§ **To be done**:
Pick out each line of the records in which the word "handle" appears.

— begin —

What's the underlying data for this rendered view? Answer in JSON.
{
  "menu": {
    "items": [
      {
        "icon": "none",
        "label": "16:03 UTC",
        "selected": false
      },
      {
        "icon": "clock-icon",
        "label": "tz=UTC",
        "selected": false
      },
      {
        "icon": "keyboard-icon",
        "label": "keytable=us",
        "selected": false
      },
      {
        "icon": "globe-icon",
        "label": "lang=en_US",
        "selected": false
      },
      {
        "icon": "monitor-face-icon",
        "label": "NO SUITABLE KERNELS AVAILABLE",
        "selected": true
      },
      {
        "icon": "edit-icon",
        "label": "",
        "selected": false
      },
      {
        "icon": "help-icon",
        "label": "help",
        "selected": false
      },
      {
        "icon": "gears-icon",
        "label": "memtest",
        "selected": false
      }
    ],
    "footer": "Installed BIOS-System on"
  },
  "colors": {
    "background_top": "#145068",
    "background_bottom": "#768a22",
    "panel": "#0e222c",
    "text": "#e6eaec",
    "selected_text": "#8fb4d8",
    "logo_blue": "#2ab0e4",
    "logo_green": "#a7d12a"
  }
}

— end —
— begin —

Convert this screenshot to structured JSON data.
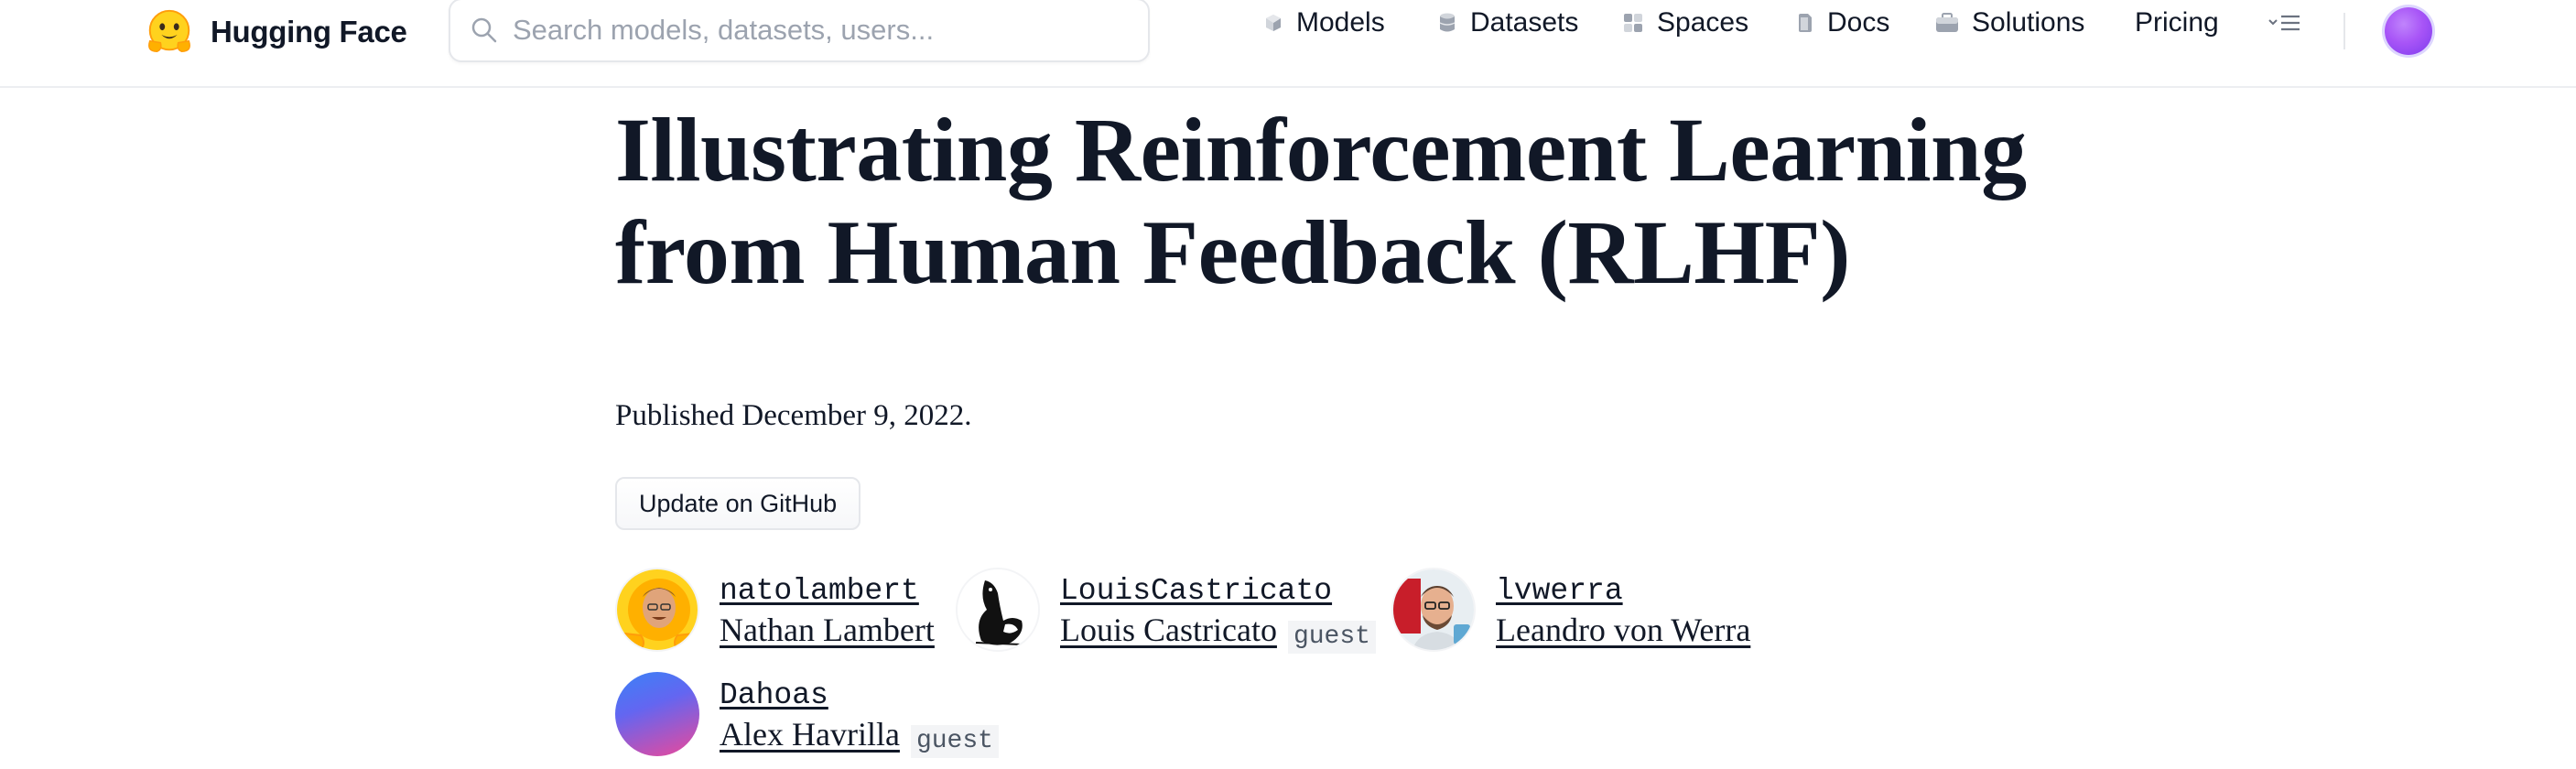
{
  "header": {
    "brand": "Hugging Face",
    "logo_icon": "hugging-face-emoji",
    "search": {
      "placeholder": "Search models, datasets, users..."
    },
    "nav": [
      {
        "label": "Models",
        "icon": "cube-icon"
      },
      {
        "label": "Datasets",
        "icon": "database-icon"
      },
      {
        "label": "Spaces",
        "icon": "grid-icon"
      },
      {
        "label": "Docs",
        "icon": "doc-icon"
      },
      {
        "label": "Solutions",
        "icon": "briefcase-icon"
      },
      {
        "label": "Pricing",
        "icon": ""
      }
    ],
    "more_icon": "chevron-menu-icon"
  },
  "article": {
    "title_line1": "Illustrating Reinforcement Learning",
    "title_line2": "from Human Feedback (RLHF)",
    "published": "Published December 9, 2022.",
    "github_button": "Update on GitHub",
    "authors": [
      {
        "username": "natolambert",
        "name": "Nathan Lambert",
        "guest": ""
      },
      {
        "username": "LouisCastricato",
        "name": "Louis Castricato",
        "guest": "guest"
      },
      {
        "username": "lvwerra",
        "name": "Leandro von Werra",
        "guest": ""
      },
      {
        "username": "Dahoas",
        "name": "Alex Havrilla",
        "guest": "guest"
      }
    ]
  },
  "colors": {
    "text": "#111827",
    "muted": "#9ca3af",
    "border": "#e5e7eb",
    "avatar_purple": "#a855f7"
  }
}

— end —
— begin —

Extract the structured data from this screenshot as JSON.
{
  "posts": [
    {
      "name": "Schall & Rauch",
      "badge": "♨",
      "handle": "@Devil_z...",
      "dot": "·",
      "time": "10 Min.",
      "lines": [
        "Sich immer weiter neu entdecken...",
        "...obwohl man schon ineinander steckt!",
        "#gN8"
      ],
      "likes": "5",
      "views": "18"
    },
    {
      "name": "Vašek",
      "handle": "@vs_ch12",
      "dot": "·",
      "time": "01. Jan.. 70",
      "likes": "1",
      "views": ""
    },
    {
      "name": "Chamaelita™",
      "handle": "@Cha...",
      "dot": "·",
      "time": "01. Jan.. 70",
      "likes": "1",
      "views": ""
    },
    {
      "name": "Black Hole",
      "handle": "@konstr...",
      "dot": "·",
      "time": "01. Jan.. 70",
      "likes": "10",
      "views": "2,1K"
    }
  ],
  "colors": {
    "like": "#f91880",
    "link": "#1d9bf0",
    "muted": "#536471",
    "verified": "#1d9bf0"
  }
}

— end —

§ **Correct result**:
      "handle": "@Devil_z...",
      "handle": "@vs_ch12",
      "handle": "@Cha...",
      "handle": "@konstr...",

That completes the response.